-------- Data provided

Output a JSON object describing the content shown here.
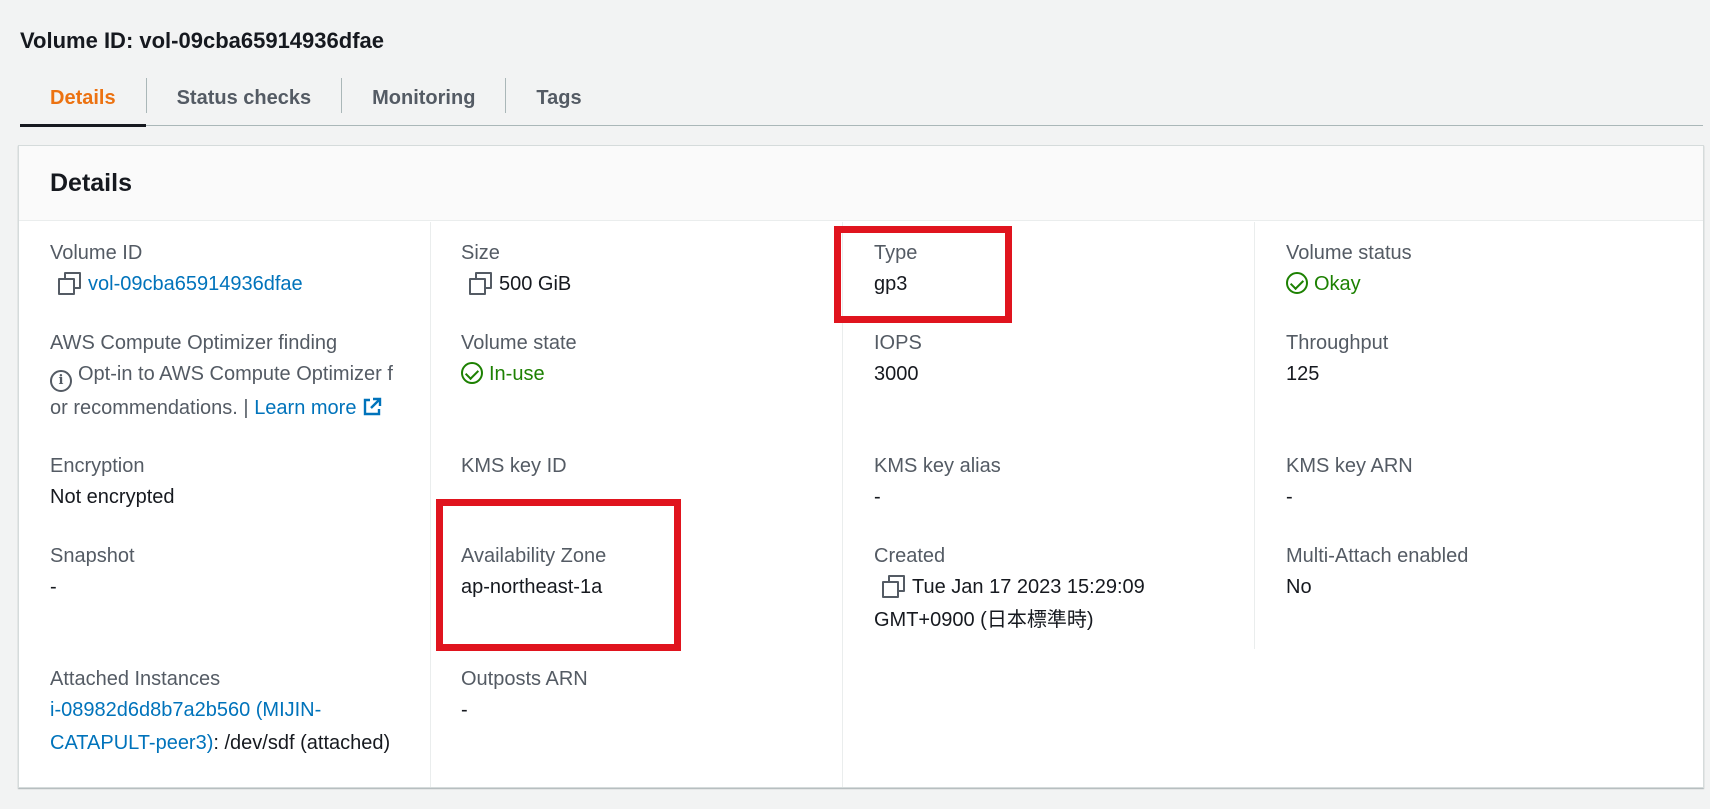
{
  "header": {
    "title": "Volume ID: vol-09cba65914936dfae"
  },
  "tabs": [
    {
      "label": "Details",
      "active": true
    },
    {
      "label": "Status checks",
      "active": false
    },
    {
      "label": "Monitoring",
      "active": false
    },
    {
      "label": "Tags",
      "active": false
    }
  ],
  "panel": {
    "title": "Details"
  },
  "fields": {
    "volume_id": {
      "label": "Volume ID",
      "value": "vol-09cba65914936dfae"
    },
    "size": {
      "label": "Size",
      "value": "500 GiB"
    },
    "type": {
      "label": "Type",
      "value": "gp3"
    },
    "volume_status": {
      "label": "Volume status",
      "value": "Okay"
    },
    "optimizer": {
      "label": "AWS Compute Optimizer finding",
      "text_line1": "Opt-in to AWS Compute Optimizer f",
      "text_line2": "or recommendations. |",
      "link": "Learn more"
    },
    "volume_state": {
      "label": "Volume state",
      "value": "In-use"
    },
    "iops": {
      "label": "IOPS",
      "value": "3000"
    },
    "throughput": {
      "label": "Throughput",
      "value": "125"
    },
    "encryption": {
      "label": "Encryption",
      "value": "Not encrypted"
    },
    "kms_key_id": {
      "label": "KMS key ID",
      "value": ""
    },
    "kms_key_alias": {
      "label": "KMS key alias",
      "value": "-"
    },
    "kms_key_arn": {
      "label": "KMS key ARN",
      "value": "-"
    },
    "snapshot": {
      "label": "Snapshot",
      "value": "-"
    },
    "availability_zone": {
      "label": "Availability Zone",
      "value": "ap-northeast-1a"
    },
    "created": {
      "label": "Created",
      "value_line1": "Tue Jan 17 2023 15:29:09",
      "value_line2": "GMT+0900 (日本標準時)"
    },
    "multi_attach": {
      "label": "Multi-Attach enabled",
      "value": "No"
    },
    "attached_instances": {
      "label": "Attached Instances",
      "link_line1": "i-08982d6d8b7a2b560 (MIJIN-",
      "link_line2": "CATAPULT-peer3)",
      "suffix": ": /dev/sdf (attached)"
    },
    "outposts_arn": {
      "label": "Outposts ARN",
      "value": "-"
    }
  },
  "colors": {
    "accent_tab": "#ec7211",
    "link": "#0073bb",
    "success": "#1d8102",
    "highlight": "#e0141e"
  },
  "icons": [
    "copy-icon",
    "check-circle-icon",
    "info-icon",
    "external-link-icon"
  ]
}
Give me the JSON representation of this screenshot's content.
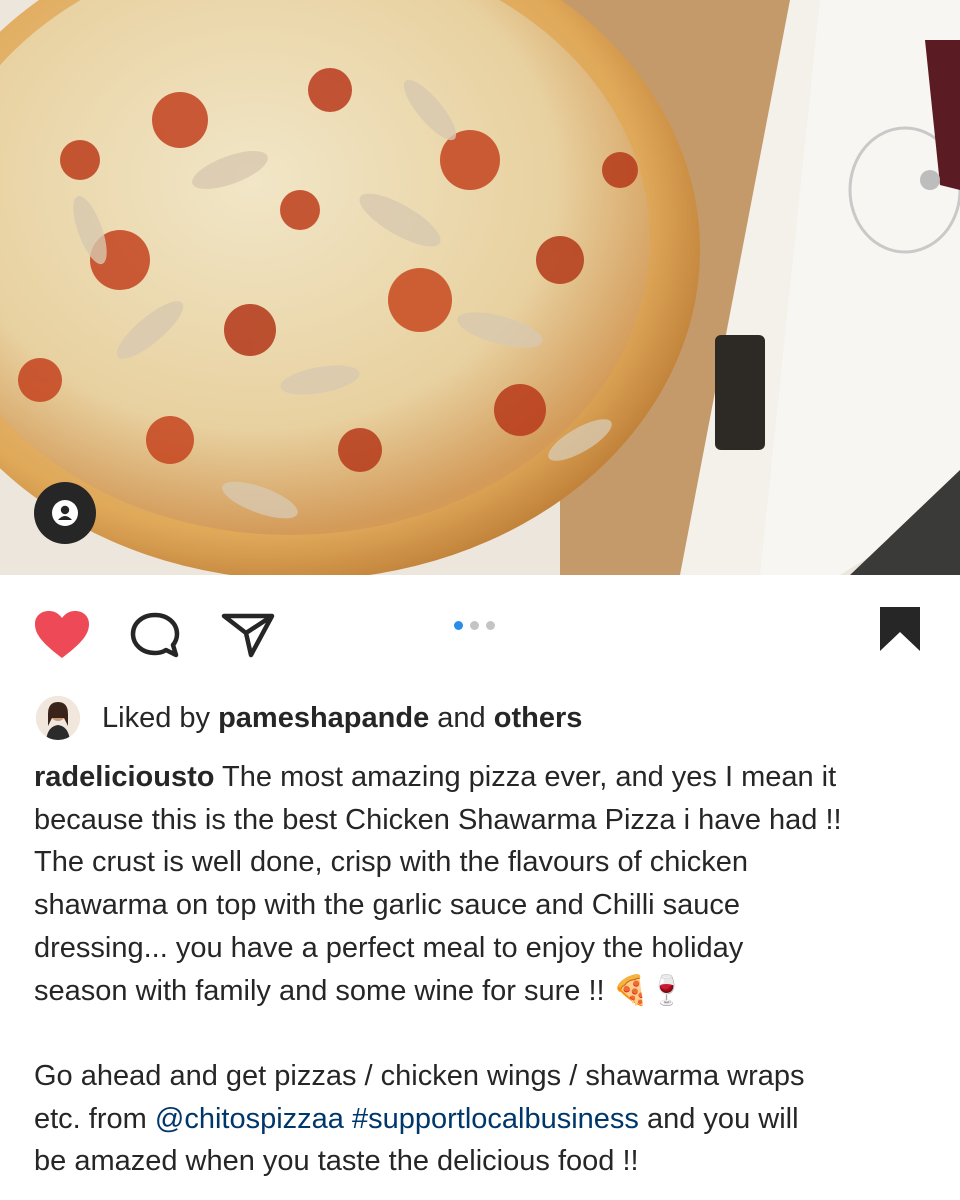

----------------

▶ [What needs to be done]: In the listing, how many lines hold "Compute"? Answer with a bare number.

▶ [Result]: 2